#### Record list ####

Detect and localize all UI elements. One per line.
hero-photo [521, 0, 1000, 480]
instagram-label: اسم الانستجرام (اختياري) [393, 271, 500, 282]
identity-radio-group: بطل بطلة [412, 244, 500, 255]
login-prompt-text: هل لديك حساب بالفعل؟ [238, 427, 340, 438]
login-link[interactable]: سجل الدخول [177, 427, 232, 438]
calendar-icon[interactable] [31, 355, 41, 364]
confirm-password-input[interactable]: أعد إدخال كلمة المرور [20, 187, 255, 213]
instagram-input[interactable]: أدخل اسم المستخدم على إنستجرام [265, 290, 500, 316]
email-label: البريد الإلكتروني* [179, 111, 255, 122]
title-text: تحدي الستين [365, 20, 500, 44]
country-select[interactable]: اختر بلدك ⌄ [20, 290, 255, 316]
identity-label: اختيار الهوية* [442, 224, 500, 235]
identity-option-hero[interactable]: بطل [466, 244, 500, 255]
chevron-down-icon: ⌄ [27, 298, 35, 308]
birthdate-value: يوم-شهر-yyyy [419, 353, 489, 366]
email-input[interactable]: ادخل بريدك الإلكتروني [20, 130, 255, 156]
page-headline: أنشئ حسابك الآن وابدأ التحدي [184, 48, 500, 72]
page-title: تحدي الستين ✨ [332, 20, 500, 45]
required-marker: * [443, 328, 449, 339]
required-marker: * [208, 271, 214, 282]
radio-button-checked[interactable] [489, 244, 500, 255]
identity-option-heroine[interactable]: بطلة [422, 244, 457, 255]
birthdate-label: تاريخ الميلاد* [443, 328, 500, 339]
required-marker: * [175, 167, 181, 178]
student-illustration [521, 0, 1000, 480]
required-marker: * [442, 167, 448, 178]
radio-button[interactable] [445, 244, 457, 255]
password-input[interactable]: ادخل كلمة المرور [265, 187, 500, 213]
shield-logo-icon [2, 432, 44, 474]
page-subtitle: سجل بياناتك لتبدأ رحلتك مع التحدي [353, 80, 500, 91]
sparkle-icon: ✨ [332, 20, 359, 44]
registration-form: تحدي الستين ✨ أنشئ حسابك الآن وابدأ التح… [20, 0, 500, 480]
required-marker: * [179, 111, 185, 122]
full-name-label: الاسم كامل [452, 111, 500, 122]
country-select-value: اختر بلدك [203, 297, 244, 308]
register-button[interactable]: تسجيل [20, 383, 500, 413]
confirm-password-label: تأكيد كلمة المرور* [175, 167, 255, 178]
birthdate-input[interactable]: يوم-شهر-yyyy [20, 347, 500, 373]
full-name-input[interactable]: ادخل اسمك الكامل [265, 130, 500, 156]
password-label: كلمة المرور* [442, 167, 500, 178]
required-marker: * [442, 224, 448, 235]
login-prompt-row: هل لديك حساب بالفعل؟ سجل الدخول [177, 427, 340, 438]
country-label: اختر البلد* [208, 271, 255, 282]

####

- **Exercise objective**
Please write out every line of the items above again, unchanged and in the same order.

- **Answer in full**
Detect and localize all UI elements. One per line.
hero-photo [521, 0, 1000, 480]
instagram-label: اسم الانستجرام (اختياري) [393, 271, 500, 282]
identity-radio-group: بطل بطلة [412, 244, 500, 255]
login-prompt-text: هل لديك حساب بالفعل؟ [238, 427, 340, 438]
login-link[interactable]: سجل الدخول [177, 427, 232, 438]
calendar-icon[interactable] [31, 355, 41, 364]
confirm-password-input[interactable]: أعد إدخال كلمة المرور [20, 187, 255, 213]
instagram-input[interactable]: أدخل اسم المستخدم على إنستجرام [265, 290, 500, 316]
email-label: البريد الإلكتروني* [179, 111, 255, 122]
title-text: تحدي الستين [365, 20, 500, 44]
country-select[interactable]: اختر بلدك ⌄ [20, 290, 255, 316]
identity-label: اختيار الهوية* [442, 224, 500, 235]
identity-option-hero[interactable]: بطل [466, 244, 500, 255]
chevron-down-icon: ⌄ [27, 298, 35, 308]
birthdate-value: يوم-شهر-yyyy [419, 353, 489, 366]
email-input[interactable]: ادخل بريدك الإلكتروني [20, 130, 255, 156]
page-headline: أنشئ حسابك الآن وابدأ التحدي [184, 48, 500, 72]
page-title: تحدي الستين ✨ [332, 20, 500, 45]
required-marker: * [443, 328, 449, 339]
required-marker: * [208, 271, 214, 282]
radio-button-checked[interactable] [489, 244, 500, 255]
identity-option-heroine[interactable]: بطلة [422, 244, 457, 255]
birthdate-label: تاريخ الميلاد* [443, 328, 500, 339]
required-marker: * [175, 167, 181, 178]
student-illustration [521, 0, 1000, 480]
required-marker: * [442, 167, 448, 178]
radio-button[interactable] [445, 244, 457, 255]
password-input[interactable]: ادخل كلمة المرور [265, 187, 500, 213]
shield-logo-icon [2, 432, 44, 474]
page-subtitle: سجل بياناتك لتبدأ رحلتك مع التحدي [353, 80, 500, 91]
sparkle-icon: ✨ [332, 20, 359, 44]
registration-form: تحدي الستين ✨ أنشئ حسابك الآن وابدأ التح… [20, 0, 500, 480]
required-marker: * [179, 111, 185, 122]
full-name-label: الاسم كامل [452, 111, 500, 122]
country-select-value: اختر بلدك [203, 297, 244, 308]
register-button[interactable]: تسجيل [20, 383, 500, 413]
confirm-password-label: تأكيد كلمة المرور* [175, 167, 255, 178]
birthdate-input[interactable]: يوم-شهر-yyyy [20, 347, 500, 373]
full-name-input[interactable]: ادخل اسمك الكامل [265, 130, 500, 156]
password-label: كلمة المرور* [442, 167, 500, 178]
required-marker: * [442, 224, 448, 235]
login-prompt-row: هل لديك حساب بالفعل؟ سجل الدخول [177, 427, 340, 438]
country-label: اختر البلد* [208, 271, 255, 282]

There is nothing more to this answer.